## [本文]
::::
本年度は政府から総額約10億円の予算があてられた。会員は任期6年で3年ごとに半数が交代していく。70歳定年。会員・連携会員の推薦に基づいて、会員は首相が、連携会員は会長が任命する。
会員候補の資格要件は「優れた研究又は業績がある科学者」。3年ごとの改選で1人の会員が2人まで候補者を推薦できる。会員からの推薦リストに基づいて、会長、3人の副会長、3分野の部長等の16人で構成する選考委員会が、新会員候補を決める。委員長は会長が務める。不透明なのは、推薦された候補者の選考過程である。推薦者も選考過程も公開されていないので、どのような判断で会員が決まったのかまったくわからない。
静岡県浜松市出身の天野教授は、2014年に青色発光ダイオードの発見で中村修二、赤崎勇の両氏とともにノーベル物理学賞、文化勲章を受章した。2015年には静岡県民栄誉賞を受賞しており、静岡県民にとって「優れた研究又は業績がある科学者」にこれほどふさわしい人物はいない。
ところが、天野教授を会員名簿で探したが、見当たらないのだ。ノーベル賞受賞者にもかかわらず「日本を代表する科学者」ではないことに驚いてしまった。ほかの会員はノーベル賞受賞者よりも「優れた研究又は業績」を持っているのだろうか。
一方、ニュートリノ振動の発見で2015年にノーベル物理学賞を受賞した梶田隆章・東京大学卓越教授は2017年10月に会員に就任、本年度からは日本学術会議会長に選ばれた。2人とも年齢はほぼ同じで、同じノーベル物理学賞を受賞しているのに、その違いは一体何なのか誰もわからないだろう。
もし、天野教授が推薦されていて菅首相が任命拒否したならば大きな問題となるに違いない。しかし、そもそも天野教授は会員リストに含まれていないのだ。菅首相もそのような選考過程に疑問を抱いたのだろう。
川勝知事の菅首相批判を県民の多くが問題視、1000件以上の批判が県に寄せられている。知事は「秋田に生まれ、東京に行って夜学に通い、学位を取られ、その後政治の道に入った。言い換えると学問をされたわけではない、学位を取るために大学を出られた」など学歴差別につながる発言をしたから、多くの県民が怒るのもやむをえない。
知事は選考過程の「全面公開」を求めるべきだ
10月16日、自民県議団が抗議に訪れると、知事は「学歴ではなく、学問を大切にしていないから批判した」と弁明し、「夜学に通った」は事実誤認で撤回したが、「学問の自由を保障されなければならない」として任命拒否を問題にする立場は変わっていない。
川勝知事は菅首相の学歴ではなく、日本学術会議の本質的な問題をきちんと調査すべきだ。そして、研究、学術部門では初となる県民栄誉賞を与え、最高の敬意を表した天野教授が会員になっていないのだから、知事は「優れた研究又は業績」の評価が不当であり、同会議の選考過程が公開されていないとして全面公開を求めるべきだ。川勝知事はリニア工事に伴う大井川の流量減少問題をめぐる国土交通省の有識者会議について、会議の全面公開を繰り返し求めているのだから、日本学術会議についても選考過程の公開を求めてほしい。
::::
## [原資料]
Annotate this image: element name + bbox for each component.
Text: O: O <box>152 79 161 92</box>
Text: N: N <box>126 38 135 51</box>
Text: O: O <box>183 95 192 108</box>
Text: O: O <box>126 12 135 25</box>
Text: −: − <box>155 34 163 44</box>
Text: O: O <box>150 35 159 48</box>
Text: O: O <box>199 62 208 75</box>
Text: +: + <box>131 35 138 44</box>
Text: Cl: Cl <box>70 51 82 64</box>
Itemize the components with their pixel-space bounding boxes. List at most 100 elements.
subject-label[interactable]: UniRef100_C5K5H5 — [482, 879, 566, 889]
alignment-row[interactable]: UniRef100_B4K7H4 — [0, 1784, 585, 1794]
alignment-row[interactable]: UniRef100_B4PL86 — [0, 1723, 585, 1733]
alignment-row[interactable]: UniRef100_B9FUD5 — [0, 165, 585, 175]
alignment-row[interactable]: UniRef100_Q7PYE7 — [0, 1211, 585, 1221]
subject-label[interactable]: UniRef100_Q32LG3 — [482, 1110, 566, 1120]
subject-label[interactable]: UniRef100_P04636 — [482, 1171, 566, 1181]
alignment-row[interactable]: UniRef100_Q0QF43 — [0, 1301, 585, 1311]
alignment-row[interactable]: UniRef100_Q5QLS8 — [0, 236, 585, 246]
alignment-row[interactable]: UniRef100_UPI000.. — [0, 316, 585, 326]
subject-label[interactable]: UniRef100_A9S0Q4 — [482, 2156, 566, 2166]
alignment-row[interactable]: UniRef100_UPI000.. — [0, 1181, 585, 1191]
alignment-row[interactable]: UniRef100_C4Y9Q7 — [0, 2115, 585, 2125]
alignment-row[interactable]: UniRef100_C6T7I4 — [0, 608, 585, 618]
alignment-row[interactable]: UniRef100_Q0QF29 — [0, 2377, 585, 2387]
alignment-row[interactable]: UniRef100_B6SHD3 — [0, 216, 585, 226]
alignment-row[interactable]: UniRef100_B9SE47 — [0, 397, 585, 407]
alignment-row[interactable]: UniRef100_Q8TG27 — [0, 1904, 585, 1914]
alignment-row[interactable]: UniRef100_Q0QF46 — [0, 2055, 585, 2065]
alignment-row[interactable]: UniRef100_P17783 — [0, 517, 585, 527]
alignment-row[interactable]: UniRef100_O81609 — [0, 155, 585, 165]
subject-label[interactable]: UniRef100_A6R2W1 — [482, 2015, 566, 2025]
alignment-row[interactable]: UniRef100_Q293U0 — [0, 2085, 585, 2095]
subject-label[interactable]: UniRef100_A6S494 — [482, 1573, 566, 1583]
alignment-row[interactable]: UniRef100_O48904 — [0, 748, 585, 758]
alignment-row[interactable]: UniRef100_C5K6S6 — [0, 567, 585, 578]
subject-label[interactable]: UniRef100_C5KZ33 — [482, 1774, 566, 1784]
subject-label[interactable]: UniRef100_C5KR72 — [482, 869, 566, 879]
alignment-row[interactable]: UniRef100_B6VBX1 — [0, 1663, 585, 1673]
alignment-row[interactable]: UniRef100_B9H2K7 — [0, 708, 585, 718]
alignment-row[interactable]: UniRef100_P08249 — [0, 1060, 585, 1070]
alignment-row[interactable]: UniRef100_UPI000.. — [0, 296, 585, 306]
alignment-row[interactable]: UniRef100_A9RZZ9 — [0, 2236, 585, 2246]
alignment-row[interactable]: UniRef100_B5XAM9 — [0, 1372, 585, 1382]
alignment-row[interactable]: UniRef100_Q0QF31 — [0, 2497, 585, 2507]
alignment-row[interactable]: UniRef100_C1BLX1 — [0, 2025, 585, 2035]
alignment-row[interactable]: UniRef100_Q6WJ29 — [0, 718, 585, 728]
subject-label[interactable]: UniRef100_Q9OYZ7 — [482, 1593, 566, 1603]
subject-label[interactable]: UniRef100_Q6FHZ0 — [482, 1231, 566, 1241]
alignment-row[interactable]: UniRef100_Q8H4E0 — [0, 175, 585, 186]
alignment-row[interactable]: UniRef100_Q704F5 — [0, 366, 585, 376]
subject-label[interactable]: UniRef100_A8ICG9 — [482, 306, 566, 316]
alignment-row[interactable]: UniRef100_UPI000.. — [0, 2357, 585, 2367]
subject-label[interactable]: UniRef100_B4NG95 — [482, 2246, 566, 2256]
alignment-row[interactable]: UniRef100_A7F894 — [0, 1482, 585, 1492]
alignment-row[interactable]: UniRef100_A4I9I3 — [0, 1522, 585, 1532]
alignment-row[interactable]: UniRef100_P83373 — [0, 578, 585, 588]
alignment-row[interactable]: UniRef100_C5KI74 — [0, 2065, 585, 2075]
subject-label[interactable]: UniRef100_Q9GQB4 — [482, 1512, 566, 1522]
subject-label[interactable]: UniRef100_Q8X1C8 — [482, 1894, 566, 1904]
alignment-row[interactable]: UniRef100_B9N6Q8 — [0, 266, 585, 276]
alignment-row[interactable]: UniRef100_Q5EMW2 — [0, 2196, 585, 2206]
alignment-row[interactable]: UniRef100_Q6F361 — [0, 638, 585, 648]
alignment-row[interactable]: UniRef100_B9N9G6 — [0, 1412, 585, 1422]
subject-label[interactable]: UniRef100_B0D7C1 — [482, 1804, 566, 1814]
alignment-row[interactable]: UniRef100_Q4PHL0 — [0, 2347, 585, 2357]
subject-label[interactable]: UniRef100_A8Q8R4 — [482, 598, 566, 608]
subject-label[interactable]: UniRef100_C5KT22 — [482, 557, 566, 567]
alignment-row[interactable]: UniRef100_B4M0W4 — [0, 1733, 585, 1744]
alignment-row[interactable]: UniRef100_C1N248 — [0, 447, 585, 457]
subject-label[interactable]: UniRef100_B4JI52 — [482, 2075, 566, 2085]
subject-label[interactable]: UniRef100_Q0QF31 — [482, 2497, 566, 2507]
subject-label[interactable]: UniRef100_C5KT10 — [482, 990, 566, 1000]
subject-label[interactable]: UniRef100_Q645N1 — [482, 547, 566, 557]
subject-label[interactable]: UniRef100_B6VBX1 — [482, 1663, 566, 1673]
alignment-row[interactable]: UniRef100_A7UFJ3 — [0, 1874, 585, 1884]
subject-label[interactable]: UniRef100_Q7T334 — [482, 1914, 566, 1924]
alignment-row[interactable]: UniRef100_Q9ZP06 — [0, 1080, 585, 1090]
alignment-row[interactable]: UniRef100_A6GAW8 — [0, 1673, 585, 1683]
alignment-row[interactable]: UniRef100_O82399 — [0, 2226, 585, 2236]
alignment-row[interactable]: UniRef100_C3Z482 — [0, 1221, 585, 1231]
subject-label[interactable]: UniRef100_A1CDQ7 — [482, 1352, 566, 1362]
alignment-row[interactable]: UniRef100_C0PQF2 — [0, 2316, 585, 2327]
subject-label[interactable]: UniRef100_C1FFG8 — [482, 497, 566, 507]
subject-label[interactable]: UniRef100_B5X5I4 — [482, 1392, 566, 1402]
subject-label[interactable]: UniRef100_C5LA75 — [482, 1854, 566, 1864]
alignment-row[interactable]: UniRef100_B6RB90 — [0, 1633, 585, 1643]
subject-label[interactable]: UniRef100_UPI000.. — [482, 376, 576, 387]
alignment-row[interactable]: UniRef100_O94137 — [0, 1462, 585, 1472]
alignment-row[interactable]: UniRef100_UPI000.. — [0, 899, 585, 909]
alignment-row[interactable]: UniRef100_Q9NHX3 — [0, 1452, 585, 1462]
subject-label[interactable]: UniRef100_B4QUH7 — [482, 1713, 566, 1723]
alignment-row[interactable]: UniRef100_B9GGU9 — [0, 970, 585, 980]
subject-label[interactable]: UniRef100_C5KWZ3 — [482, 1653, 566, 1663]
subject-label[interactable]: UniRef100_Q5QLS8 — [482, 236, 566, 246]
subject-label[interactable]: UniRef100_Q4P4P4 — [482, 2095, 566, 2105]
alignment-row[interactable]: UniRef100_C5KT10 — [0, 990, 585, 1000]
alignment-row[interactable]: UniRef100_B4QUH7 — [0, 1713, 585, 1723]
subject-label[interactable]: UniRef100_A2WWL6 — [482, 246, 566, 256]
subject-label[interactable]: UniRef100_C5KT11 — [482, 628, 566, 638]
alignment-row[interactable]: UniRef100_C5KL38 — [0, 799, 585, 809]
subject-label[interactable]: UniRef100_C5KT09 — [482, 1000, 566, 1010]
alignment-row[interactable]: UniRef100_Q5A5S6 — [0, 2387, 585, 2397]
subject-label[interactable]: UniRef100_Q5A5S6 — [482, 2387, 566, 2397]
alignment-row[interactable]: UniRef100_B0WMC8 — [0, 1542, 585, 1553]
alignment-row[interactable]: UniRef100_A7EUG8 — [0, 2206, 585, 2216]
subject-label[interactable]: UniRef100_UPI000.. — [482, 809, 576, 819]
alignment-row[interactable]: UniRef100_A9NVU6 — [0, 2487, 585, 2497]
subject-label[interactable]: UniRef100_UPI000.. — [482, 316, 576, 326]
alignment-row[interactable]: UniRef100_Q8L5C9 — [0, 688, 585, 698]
::::
## [課題の目的]
日本学術会議をめぐる本文から、「静岡県浜松市出身の天野教授は」から「過程に疑問を抱いたのだろう。」まで、両端の語句も含めてそのとおり書き写しなさい。 項目は本文とは別個の資料である。

## [課題の結果]
静岡県浜松市出身の天野教授は、2014年に青色発光ダイオードの発見で中村修二、赤崎勇の両氏とともにノーベル物理学賞、文化勲章を受章した。2015年には静岡県民栄誉賞を受賞しており、静岡県民にとって「優れた研究又は業績がある科学者」にこれほどふさわしい人物はいない。
ところが、天野教授を会員名簿で探したが、見当たらないのだ。ノーベル賞受賞者にもかかわらず「日本を代表する科学者」ではないことに驚いてしまった。ほかの会員はノーベル賞受賞者よりも「優れた研究又は業績」を持っているのだろうか。
一方、ニュートリノ振動の発見で2015年にノーベル物理学賞を受賞した梶田隆章・東京大学卓越教授は2017年10月に会員に就任、本年度からは日本学術会議会長に選ばれた。2人とも年齢はほぼ同じで、同じノーベル物理学賞を受賞しているのに、その違いは一体何なのか誰もわからないだろう。
もし、天野教授が推薦されていて菅首相が任命拒否したならば大きな問題となるに違いない。しかし、そもそも天野教授は会員リストに含まれていないのだ。菅首相もそのような選考過程に疑問を抱いたのだろう。